TASK DESCRIPTION: Below are records to repeat exactly. Omit the pictures from the copy.
== == ==
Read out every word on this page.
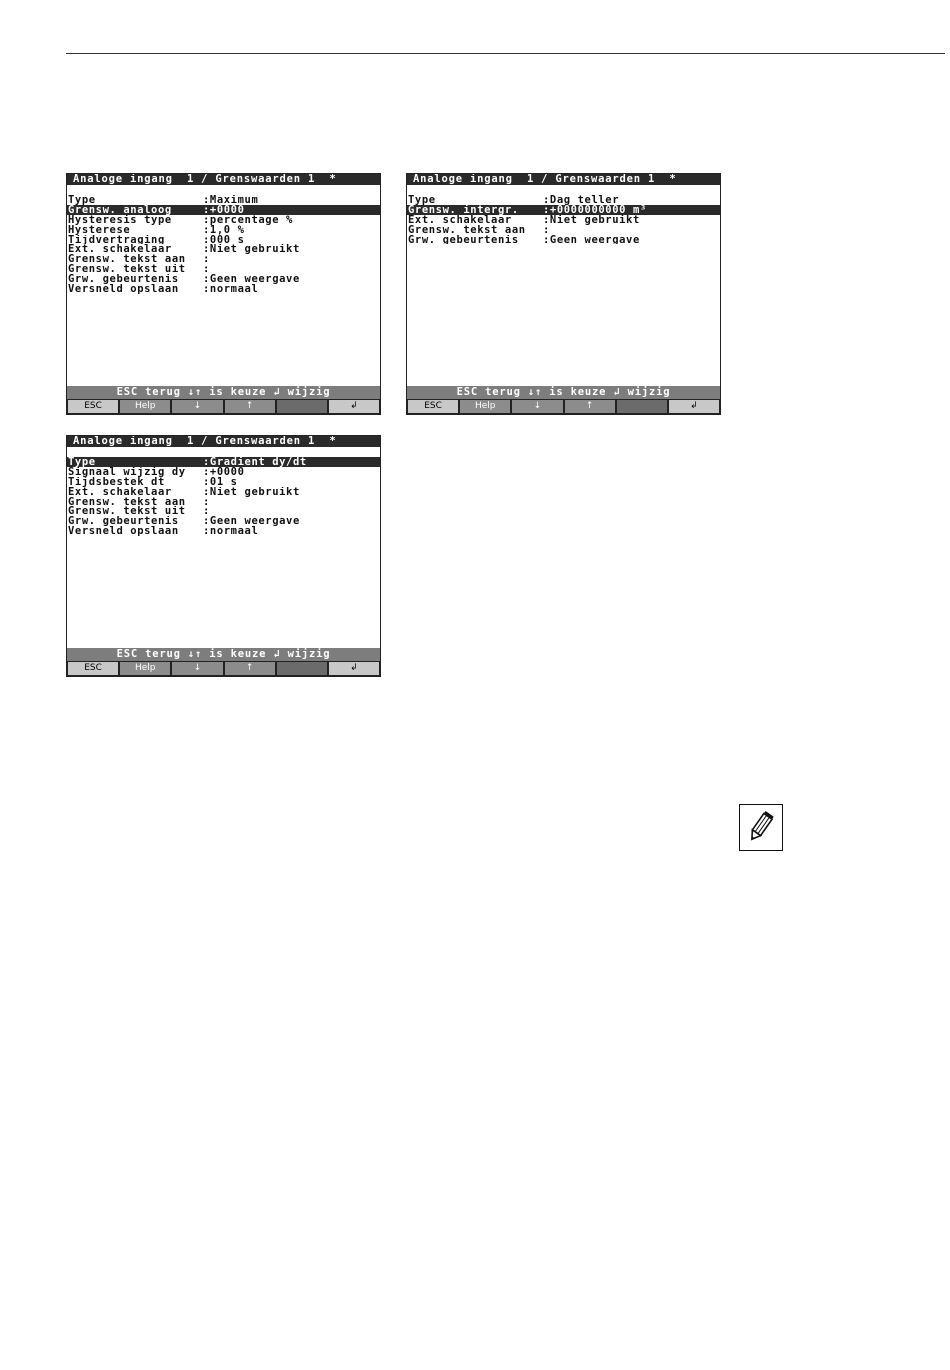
Analoge ingang  1 / Grenswaarden 1  *
Type	:Maximum
Grensw. analoog	:+0000
Hysteresis type	:percentage %
Hysterese	:1,0 %
Tijdvertraging	:000 s
Ext. schakelaar	:Niet gebruikt
Grensw. tekst aan	:
Grensw. tekst uit	:
Grw. gebeurtenis	:Geen weergave
Versneld opslaan	:normaal
ESC terug ↓↑ is keuze ↲ wijzig
ESC	Help	↓	↑	↲
Analoge ingang  1 / Grenswaarden 1  *
Type	:Dag teller
Grensw. intergr.	:+0000000000 m³
Ext. schakelaar	:Niet gebruikt
Grensw. tekst aan	:
Grw. gebeurtenis	:Geen weergave
ESC terug ↓↑ is keuze ↲ wijzig
ESC	Help	↓	↑	↲
Analoge ingang  1 / Grenswaarden 1  *
Type	:Gradient dy/dt
Signaal wijzig dy	:+0000
Tijdsbestek dt	:01 s
Ext. schakelaar	:Niet gebruikt
Grensw. tekst aan	:
Grensw. tekst uit	:
Grw. gebeurtenis	:Geen weergave
Versneld opslaan	:normaal
ESC terug ↓↑ is keuze ↲ wijzig
ESC	Help	↓	↑	↲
== == ==
RESULT:
Read out every word on this page.
Analoge ingang  1 / Grenswaarden 1  *
Type	:Maximum
Grensw. analoog	:+0000
Hysteresis type	:percentage %
Hysterese	:1,0 %
Tijdvertraging	:000 s
Ext. schakelaar	:Niet gebruikt
Grensw. tekst aan	:
Grensw. tekst uit	:
Grw. gebeurtenis	:Geen weergave
Versneld opslaan	:normaal
ESC terug ↓↑ is keuze ↲ wijzig
ESC	Help	↓	↑	↲
Analoge ingang  1 / Grenswaarden 1  *
Type	:Dag teller
Grensw. intergr.	:+0000000000 m³
Ext. schakelaar	:Niet gebruikt
Grensw. tekst aan	:
Grw. gebeurtenis	:Geen weergave
ESC terug ↓↑ is keuze ↲ wijzig
ESC	Help	↓	↑	↲
Analoge ingang  1 / Grenswaarden 1  *
Type	:Gradient dy/dt
Signaal wijzig dy	:+0000
Tijdsbestek dt	:01 s
Ext. schakelaar	:Niet gebruikt
Grensw. tekst aan	:
Grensw. tekst uit	:
Grw. gebeurtenis	:Geen weergave
Versneld opslaan	:normaal
ESC terug ↓↑ is keuze ↲ wijzig
ESC	Help	↓	↑	↲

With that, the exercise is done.